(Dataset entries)
"""

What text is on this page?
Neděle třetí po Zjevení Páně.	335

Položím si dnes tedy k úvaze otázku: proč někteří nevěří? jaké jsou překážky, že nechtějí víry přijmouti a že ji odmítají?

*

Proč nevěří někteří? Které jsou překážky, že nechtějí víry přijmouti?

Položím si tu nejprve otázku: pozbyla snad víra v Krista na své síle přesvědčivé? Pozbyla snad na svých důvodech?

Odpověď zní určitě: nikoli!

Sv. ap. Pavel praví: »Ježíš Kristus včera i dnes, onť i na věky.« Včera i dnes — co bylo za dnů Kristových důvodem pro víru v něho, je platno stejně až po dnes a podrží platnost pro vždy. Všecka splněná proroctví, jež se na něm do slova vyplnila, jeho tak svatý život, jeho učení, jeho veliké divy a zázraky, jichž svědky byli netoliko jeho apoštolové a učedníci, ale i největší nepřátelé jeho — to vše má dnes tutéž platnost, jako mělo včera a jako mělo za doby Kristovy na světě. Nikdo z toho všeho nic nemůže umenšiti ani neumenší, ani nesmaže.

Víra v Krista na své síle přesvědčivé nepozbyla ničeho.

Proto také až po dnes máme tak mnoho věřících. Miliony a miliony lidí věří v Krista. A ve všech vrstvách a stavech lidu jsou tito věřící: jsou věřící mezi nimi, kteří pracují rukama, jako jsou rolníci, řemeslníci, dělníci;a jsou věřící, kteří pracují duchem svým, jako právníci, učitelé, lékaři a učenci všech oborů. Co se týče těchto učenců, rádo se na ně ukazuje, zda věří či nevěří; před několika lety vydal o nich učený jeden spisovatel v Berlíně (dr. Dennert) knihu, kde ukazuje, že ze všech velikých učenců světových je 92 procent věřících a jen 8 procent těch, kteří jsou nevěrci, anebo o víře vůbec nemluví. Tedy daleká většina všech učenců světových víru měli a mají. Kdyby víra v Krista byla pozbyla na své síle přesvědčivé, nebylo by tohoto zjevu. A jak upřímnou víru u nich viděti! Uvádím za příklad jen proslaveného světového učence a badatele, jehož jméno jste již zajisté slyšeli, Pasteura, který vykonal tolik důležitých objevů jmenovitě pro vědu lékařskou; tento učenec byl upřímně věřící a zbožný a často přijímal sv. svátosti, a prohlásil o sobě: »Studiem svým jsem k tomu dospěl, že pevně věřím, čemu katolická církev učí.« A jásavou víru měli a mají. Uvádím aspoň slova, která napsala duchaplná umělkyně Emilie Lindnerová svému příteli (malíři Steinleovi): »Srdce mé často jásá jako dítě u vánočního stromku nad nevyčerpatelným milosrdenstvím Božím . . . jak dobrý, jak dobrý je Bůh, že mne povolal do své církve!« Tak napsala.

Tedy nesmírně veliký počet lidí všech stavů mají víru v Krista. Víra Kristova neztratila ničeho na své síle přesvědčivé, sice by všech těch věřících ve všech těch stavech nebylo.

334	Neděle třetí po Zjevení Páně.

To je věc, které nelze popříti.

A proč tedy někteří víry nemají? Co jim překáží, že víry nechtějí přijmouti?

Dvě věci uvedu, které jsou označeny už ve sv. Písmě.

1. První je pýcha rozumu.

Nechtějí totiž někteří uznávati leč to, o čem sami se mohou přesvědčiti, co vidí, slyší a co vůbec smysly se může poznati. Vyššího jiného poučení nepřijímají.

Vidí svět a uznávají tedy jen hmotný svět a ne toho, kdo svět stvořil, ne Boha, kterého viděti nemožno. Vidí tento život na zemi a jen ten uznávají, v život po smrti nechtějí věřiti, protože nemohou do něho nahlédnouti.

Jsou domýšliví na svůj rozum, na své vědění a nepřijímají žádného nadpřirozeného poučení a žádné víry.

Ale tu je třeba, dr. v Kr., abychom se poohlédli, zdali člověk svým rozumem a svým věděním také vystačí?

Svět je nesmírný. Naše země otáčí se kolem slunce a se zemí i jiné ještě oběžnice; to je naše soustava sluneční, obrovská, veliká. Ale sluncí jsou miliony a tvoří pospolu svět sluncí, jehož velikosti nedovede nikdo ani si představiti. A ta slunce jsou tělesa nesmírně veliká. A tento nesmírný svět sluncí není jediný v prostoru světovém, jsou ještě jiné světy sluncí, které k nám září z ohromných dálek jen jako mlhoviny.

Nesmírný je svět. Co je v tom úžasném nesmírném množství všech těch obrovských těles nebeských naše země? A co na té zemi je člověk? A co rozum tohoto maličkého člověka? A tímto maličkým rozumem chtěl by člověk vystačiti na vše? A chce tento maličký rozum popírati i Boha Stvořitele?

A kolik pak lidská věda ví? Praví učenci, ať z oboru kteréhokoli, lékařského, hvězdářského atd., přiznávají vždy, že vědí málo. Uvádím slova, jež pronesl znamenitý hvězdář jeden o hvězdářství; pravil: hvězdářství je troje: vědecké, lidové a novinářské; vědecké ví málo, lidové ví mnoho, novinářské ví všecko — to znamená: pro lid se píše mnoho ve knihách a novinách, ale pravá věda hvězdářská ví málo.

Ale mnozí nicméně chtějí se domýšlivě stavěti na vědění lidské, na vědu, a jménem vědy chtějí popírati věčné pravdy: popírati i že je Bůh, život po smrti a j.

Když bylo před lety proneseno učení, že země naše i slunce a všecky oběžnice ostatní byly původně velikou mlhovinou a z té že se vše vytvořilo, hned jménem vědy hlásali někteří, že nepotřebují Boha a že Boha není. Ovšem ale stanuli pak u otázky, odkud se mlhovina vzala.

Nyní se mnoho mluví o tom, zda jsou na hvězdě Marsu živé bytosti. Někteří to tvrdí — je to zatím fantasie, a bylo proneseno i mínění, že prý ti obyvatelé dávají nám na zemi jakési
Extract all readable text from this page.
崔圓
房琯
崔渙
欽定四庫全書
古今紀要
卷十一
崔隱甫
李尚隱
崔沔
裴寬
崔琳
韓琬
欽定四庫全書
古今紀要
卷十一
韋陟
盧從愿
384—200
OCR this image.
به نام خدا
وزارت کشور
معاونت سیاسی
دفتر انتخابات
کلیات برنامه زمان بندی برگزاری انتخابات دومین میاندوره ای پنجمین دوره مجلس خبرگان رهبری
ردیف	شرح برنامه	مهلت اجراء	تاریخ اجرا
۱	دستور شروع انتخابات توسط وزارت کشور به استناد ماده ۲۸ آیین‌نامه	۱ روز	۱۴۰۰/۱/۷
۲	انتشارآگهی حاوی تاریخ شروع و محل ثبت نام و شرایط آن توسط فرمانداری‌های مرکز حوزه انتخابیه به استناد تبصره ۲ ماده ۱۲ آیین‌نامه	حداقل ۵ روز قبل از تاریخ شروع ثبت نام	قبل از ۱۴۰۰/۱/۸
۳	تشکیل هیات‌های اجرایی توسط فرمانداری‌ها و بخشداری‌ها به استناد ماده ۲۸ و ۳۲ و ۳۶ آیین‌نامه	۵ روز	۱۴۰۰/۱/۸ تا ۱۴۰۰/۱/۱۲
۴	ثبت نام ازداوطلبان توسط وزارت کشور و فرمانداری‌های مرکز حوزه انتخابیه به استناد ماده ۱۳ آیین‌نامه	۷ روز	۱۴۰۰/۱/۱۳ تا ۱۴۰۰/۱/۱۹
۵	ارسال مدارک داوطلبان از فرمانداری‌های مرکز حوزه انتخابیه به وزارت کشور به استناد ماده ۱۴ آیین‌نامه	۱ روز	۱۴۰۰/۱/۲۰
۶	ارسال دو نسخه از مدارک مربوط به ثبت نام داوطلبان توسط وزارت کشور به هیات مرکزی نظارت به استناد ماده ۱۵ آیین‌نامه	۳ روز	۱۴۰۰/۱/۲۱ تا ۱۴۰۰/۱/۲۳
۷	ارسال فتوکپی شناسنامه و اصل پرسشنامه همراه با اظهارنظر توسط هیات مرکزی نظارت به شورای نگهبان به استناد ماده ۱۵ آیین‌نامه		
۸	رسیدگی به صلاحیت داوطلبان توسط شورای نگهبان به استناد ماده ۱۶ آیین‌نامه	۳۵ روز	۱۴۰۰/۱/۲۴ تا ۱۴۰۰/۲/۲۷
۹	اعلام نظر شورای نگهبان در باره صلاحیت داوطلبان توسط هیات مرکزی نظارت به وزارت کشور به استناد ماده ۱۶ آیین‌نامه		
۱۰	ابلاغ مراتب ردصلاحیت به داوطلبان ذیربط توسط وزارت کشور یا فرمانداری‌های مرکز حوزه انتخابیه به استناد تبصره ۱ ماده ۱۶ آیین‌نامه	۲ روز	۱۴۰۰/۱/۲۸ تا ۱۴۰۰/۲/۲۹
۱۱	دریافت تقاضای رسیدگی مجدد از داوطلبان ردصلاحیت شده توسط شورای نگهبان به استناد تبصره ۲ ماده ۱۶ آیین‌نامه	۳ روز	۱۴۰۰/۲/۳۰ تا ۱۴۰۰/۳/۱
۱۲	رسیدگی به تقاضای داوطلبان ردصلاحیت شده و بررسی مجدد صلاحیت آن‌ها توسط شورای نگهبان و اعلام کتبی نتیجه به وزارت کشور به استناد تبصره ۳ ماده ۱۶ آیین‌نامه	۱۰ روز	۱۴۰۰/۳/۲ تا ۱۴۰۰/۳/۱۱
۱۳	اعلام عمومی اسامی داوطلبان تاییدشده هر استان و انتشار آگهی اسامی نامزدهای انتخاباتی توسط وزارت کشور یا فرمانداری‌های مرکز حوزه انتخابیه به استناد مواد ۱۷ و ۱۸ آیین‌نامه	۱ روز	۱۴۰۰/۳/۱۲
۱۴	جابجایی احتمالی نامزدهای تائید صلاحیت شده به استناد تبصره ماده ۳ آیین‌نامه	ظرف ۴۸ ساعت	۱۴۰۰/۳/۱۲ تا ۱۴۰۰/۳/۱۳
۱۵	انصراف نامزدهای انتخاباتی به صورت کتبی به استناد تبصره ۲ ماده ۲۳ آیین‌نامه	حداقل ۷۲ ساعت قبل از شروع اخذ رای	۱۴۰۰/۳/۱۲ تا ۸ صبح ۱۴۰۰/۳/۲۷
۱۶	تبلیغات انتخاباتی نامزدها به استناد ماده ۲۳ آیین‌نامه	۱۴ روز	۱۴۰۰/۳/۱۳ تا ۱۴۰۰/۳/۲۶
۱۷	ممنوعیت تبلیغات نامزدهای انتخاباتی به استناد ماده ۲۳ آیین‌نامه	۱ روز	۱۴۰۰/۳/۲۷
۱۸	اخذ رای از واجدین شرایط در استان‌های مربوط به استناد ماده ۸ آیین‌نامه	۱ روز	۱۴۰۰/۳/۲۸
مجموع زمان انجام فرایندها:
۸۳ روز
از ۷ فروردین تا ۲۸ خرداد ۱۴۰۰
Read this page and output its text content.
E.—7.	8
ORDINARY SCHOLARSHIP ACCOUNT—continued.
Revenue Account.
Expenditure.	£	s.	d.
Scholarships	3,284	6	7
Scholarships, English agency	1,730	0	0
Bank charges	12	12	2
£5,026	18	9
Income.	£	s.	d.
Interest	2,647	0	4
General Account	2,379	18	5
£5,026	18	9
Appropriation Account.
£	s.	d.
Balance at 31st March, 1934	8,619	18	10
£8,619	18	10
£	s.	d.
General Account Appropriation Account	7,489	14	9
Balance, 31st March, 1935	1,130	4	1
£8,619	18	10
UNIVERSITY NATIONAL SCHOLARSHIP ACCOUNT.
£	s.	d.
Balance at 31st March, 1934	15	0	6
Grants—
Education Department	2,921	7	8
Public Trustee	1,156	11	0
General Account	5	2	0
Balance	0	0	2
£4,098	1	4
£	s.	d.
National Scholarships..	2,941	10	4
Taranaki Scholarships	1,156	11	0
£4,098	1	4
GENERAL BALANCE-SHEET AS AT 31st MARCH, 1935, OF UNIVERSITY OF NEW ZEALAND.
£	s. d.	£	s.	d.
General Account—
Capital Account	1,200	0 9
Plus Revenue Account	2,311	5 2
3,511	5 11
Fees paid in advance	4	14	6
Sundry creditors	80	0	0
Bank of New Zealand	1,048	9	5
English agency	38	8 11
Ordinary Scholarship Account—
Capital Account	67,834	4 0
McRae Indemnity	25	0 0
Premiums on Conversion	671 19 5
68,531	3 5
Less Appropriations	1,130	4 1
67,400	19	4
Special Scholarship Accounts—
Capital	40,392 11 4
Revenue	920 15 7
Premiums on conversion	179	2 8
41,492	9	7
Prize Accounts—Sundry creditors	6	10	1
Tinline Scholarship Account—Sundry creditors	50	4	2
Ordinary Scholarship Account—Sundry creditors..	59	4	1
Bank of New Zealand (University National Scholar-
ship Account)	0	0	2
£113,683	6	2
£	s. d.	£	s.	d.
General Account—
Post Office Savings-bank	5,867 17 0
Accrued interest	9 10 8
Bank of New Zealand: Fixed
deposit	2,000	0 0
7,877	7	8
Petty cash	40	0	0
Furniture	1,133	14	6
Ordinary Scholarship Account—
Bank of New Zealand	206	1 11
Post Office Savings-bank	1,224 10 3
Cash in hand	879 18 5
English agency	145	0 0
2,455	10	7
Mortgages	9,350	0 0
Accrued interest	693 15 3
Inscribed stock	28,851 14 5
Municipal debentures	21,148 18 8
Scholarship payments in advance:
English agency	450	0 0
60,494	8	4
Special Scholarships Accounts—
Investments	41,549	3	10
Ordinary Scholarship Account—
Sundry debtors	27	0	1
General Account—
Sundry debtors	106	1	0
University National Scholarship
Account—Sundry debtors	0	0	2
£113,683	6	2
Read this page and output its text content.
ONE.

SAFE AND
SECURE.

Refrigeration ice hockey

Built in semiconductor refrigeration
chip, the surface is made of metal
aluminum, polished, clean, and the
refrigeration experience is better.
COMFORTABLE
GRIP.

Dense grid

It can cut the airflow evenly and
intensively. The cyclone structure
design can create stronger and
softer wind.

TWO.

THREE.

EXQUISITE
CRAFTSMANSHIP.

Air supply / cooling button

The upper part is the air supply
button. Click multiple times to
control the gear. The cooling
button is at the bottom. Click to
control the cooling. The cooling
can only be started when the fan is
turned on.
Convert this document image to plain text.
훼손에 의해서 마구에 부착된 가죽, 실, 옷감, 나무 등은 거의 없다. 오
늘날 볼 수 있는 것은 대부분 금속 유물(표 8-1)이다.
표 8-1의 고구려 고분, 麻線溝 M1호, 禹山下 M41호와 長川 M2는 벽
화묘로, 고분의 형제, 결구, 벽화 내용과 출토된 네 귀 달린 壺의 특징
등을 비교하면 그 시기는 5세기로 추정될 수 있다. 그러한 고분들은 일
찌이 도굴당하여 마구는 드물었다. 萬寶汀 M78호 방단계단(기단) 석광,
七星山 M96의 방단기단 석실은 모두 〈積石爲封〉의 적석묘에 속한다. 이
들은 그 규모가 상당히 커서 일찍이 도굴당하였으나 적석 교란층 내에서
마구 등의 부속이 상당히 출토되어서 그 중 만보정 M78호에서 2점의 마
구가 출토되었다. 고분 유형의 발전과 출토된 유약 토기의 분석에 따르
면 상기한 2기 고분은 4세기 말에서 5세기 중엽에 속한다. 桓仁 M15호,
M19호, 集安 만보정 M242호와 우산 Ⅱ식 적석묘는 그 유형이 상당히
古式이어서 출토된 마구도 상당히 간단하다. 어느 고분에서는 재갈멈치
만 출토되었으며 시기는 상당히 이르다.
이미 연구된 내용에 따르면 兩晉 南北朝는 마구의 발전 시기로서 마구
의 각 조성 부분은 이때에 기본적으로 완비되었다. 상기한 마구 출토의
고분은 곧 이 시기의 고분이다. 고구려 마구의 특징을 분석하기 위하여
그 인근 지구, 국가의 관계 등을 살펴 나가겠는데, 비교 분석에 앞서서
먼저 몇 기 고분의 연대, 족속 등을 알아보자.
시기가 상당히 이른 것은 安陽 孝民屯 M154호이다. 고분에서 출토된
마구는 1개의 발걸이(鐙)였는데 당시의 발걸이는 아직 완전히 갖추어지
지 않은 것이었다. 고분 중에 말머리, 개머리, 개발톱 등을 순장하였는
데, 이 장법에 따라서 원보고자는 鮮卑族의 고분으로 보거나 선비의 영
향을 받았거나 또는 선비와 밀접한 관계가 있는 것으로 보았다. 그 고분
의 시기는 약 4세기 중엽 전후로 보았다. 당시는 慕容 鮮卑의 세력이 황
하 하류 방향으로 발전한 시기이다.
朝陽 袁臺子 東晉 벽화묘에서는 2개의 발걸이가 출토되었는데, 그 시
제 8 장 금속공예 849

"""

DO THIS
Copy every line of the records above that holds the word "Savings".

COMPLETE OUTPUT
Post Office Savings-bank	5,867 17 0
Post Office Savings-bank	1,224 10 3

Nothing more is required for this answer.